#### [WHAT IS BEING ASKED]
Identify every line in the records below that contains the word "Spot", and copy each of those lines.

#### [DATA FOR THIS TASK]
-----
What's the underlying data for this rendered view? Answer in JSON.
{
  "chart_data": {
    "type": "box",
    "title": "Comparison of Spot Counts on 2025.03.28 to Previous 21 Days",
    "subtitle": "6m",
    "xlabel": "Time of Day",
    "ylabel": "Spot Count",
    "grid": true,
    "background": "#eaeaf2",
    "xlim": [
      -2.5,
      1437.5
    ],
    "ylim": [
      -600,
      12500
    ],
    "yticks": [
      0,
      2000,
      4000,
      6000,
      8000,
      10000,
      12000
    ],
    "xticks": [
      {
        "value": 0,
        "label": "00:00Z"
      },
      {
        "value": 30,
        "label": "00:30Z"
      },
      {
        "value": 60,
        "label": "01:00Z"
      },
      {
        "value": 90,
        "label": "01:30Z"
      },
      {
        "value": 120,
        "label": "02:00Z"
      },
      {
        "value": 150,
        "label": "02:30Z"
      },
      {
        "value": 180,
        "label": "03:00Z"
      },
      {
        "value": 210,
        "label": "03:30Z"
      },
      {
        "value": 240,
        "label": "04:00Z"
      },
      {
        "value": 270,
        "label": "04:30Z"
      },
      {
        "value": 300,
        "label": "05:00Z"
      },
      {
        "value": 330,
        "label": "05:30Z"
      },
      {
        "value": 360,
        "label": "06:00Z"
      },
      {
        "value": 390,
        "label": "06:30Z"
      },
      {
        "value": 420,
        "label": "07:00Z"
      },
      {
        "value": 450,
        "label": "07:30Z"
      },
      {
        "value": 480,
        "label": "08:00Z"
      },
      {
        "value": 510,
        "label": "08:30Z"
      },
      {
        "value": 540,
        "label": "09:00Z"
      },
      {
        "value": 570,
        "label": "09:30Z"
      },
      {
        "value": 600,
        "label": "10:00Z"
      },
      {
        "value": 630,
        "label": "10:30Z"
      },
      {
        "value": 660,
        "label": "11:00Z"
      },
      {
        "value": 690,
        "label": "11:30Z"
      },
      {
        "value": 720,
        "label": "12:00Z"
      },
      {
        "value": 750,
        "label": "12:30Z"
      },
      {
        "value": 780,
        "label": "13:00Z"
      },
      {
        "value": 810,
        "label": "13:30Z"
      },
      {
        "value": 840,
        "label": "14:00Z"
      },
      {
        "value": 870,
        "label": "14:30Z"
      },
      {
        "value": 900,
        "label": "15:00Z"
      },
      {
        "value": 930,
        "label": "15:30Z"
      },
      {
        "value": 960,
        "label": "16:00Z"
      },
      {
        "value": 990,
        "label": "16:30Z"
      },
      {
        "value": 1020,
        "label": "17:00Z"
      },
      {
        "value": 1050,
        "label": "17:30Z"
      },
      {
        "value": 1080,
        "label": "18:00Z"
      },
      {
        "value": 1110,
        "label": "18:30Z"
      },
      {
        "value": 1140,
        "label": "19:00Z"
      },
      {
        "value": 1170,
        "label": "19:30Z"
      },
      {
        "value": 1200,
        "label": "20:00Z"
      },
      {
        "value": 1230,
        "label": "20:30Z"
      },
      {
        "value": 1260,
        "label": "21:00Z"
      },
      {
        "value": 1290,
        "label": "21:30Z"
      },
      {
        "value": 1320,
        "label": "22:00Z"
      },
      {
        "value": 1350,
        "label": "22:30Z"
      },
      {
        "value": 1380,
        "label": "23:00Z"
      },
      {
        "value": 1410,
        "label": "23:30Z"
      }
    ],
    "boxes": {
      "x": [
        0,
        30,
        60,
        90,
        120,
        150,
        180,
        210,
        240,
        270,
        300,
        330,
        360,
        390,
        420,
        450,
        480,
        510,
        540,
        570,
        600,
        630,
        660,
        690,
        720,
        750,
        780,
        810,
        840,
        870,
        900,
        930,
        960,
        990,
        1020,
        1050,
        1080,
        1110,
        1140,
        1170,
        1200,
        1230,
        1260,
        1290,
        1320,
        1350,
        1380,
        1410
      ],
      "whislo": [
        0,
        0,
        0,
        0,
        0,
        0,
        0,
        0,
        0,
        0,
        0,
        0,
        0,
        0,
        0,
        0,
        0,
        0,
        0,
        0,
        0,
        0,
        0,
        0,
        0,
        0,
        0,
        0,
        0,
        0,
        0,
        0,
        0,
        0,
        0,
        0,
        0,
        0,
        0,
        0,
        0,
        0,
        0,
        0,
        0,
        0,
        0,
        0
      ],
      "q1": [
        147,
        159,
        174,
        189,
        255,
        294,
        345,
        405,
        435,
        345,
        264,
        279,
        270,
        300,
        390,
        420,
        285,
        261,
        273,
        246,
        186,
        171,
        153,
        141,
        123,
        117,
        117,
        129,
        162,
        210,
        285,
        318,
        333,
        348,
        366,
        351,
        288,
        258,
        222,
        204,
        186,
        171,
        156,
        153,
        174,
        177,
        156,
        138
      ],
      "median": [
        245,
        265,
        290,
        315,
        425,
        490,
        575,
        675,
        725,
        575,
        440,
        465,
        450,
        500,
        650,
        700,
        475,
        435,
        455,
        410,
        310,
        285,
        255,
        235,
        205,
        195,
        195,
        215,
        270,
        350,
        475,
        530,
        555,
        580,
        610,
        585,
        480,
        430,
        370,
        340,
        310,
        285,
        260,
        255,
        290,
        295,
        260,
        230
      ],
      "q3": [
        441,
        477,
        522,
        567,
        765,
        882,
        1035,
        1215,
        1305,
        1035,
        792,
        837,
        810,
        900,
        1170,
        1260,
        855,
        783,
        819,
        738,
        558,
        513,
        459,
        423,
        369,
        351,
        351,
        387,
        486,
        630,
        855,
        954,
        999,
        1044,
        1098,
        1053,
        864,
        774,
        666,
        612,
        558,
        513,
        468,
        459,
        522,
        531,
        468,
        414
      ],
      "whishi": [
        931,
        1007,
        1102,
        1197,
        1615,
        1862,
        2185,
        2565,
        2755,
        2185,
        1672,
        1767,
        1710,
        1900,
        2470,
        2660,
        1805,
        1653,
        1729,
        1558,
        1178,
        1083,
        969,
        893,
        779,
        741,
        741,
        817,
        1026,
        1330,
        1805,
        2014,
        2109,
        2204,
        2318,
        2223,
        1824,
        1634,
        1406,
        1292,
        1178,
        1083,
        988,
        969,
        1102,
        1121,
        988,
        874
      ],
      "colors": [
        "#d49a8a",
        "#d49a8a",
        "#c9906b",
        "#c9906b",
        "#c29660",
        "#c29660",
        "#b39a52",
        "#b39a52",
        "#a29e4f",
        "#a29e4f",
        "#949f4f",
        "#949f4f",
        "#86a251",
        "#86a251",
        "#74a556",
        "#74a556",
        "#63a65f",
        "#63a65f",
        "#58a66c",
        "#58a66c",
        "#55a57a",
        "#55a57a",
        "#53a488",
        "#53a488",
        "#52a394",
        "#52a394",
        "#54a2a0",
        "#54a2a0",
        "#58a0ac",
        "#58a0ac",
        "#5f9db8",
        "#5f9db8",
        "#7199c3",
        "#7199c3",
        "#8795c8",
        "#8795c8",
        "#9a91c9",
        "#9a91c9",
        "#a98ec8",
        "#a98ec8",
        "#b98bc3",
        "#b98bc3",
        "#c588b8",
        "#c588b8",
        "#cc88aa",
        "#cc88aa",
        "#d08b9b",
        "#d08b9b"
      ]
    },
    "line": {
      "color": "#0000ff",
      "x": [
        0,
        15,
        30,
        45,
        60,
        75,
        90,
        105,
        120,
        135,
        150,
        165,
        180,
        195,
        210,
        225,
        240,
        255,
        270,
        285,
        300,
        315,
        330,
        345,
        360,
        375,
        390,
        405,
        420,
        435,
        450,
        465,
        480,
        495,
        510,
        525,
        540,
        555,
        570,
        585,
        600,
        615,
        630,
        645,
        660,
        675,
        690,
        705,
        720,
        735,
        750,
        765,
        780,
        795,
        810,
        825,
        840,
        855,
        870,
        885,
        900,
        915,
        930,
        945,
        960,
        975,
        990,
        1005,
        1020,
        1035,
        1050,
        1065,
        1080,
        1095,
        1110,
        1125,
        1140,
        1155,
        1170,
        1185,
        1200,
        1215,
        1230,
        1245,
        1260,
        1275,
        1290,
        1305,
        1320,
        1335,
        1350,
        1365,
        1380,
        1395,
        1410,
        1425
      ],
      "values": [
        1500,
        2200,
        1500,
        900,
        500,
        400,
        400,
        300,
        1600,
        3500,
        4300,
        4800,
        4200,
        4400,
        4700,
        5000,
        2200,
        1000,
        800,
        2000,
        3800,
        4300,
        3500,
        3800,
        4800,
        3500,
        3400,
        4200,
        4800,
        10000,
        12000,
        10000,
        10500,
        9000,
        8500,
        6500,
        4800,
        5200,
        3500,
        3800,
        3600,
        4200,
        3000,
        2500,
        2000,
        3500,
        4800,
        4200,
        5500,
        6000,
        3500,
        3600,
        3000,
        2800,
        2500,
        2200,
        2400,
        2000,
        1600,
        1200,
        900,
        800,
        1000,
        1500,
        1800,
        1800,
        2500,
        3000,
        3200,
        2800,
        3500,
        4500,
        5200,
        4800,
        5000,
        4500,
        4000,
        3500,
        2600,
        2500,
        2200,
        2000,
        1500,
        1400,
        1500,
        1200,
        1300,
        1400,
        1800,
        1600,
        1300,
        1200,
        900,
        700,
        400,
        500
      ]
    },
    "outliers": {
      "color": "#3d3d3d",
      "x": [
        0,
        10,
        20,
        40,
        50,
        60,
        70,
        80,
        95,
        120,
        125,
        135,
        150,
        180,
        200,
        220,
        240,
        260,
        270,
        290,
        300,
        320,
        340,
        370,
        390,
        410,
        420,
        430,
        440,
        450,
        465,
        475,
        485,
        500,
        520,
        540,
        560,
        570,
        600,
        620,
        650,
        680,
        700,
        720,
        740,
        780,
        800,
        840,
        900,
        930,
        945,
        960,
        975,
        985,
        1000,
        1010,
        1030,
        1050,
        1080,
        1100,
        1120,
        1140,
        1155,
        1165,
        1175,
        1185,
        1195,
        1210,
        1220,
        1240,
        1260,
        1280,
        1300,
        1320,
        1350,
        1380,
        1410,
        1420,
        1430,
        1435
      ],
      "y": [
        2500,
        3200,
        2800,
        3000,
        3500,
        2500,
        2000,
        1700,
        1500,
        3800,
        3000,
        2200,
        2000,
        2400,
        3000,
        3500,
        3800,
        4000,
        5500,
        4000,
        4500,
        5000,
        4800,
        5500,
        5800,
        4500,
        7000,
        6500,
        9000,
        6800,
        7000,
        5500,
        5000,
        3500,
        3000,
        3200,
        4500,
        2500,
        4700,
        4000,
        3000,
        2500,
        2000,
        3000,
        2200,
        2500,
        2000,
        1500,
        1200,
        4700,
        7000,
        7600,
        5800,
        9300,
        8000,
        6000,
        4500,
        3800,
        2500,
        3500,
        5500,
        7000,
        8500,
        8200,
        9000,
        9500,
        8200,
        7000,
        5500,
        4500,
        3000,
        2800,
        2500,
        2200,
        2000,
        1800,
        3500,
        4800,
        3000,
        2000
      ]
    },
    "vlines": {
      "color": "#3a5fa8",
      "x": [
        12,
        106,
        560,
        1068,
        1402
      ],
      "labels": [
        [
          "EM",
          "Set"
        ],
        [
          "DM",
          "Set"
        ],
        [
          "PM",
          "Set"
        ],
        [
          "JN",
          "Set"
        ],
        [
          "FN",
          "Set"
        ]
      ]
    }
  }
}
-----
#### [SOLUTION TO THE PROBLEM]
    "title": "Comparison of Spot Counts on 2025.03.28 to Previous 21 Days",
    "ylabel": "Spot Count",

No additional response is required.